(Collected data entries)

——————

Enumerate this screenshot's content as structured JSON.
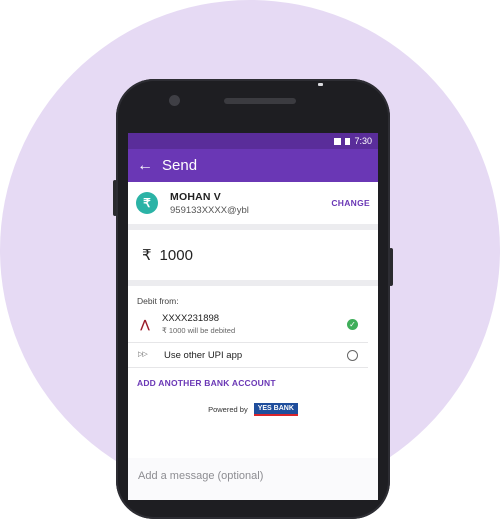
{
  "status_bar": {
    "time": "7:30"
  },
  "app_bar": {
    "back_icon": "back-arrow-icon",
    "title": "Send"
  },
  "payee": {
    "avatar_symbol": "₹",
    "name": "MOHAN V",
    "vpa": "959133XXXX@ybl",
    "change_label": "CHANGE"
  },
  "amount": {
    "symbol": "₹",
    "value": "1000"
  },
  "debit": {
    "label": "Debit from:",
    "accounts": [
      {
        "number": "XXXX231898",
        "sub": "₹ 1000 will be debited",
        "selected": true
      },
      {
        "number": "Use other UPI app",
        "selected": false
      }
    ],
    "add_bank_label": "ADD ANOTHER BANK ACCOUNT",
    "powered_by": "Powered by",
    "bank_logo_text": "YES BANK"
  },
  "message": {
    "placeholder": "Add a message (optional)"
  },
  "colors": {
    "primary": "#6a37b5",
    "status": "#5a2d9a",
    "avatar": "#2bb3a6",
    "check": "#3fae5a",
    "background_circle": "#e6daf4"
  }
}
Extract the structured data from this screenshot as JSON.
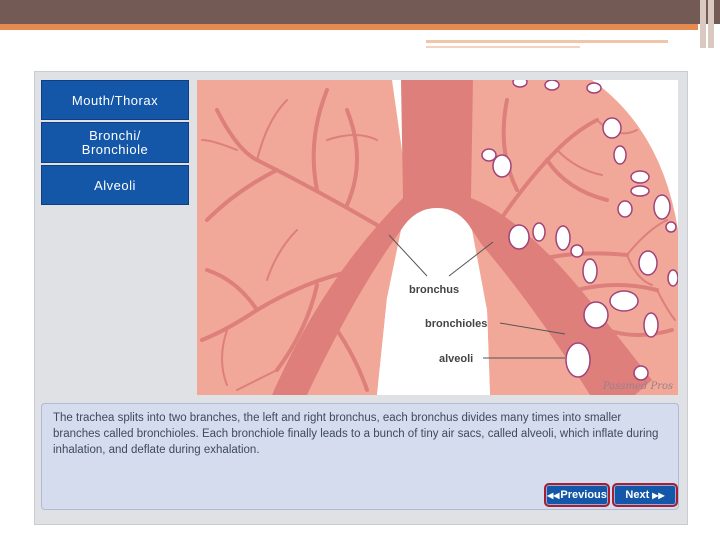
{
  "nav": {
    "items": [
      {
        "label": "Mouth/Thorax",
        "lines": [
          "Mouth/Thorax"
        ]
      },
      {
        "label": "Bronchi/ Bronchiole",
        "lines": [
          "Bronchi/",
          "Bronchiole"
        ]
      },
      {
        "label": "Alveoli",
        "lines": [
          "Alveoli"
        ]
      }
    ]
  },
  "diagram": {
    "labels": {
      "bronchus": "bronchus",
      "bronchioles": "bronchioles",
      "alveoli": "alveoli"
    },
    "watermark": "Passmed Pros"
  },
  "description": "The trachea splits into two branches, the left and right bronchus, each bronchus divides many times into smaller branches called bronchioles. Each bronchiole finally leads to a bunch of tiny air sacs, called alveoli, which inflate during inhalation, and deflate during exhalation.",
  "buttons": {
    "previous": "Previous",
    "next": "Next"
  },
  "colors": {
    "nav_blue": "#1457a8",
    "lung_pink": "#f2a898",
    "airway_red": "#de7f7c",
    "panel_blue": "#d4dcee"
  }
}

——————

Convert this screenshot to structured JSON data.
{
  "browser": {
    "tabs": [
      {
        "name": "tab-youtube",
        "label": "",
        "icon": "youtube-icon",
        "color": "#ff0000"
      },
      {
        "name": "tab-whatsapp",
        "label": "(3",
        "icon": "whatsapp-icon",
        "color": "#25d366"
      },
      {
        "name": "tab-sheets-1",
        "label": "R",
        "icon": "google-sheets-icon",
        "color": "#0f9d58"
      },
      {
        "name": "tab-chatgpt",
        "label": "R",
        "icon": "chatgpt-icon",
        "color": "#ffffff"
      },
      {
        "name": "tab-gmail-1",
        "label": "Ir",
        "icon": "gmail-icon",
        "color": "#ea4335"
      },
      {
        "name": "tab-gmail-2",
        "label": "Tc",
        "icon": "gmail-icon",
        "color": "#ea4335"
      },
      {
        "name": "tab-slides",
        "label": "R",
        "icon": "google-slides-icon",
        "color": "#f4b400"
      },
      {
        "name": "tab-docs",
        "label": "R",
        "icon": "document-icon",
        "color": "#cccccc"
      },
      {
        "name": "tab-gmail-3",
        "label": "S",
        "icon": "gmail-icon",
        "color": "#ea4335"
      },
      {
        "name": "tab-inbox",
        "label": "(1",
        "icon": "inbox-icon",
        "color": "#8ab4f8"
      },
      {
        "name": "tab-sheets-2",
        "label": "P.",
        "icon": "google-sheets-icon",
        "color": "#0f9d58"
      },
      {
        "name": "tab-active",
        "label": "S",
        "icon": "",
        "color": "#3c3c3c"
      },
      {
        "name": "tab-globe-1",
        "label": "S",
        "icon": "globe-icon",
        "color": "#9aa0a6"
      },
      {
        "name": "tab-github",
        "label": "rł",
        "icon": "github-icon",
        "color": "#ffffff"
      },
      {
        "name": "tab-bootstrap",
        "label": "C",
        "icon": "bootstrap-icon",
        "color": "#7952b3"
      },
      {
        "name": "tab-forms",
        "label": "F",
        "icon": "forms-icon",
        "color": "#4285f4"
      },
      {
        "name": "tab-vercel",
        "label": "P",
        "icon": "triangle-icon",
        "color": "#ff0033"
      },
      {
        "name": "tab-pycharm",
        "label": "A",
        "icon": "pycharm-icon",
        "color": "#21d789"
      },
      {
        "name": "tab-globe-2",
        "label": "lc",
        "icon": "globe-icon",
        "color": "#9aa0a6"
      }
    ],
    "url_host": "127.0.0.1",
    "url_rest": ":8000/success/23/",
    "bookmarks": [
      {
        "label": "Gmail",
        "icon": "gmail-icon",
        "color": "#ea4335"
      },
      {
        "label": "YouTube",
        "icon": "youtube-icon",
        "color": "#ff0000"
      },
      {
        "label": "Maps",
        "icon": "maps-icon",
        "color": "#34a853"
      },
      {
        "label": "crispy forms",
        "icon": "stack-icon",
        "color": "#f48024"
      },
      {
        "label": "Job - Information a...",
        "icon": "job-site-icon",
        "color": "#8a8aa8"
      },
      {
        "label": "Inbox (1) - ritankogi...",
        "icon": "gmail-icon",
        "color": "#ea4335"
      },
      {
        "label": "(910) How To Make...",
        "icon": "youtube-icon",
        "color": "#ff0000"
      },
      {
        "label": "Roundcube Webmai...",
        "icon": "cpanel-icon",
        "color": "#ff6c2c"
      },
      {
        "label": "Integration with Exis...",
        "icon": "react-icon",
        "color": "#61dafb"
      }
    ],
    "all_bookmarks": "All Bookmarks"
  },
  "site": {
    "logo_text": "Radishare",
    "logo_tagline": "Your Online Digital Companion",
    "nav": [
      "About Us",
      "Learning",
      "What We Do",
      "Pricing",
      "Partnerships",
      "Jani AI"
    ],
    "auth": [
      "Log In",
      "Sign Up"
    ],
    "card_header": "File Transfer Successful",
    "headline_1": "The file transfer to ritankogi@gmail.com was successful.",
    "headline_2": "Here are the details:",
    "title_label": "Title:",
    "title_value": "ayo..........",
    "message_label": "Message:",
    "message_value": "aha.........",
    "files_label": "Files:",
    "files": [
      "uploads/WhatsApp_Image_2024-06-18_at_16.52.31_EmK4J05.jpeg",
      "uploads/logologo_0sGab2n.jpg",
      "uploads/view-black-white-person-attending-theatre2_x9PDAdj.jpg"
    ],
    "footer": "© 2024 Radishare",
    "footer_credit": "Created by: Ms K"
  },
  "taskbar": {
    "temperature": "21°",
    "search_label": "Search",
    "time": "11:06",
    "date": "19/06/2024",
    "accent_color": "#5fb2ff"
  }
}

——————

SET PROBLEM:
Copy and report every line where the word "BANK" is present.

SOLUTION TO THE EXERCISE:
    "add_bank_label": "ADD ANOTHER BANK ACCOUNT",
    "bank_logo_text": "YES BANK"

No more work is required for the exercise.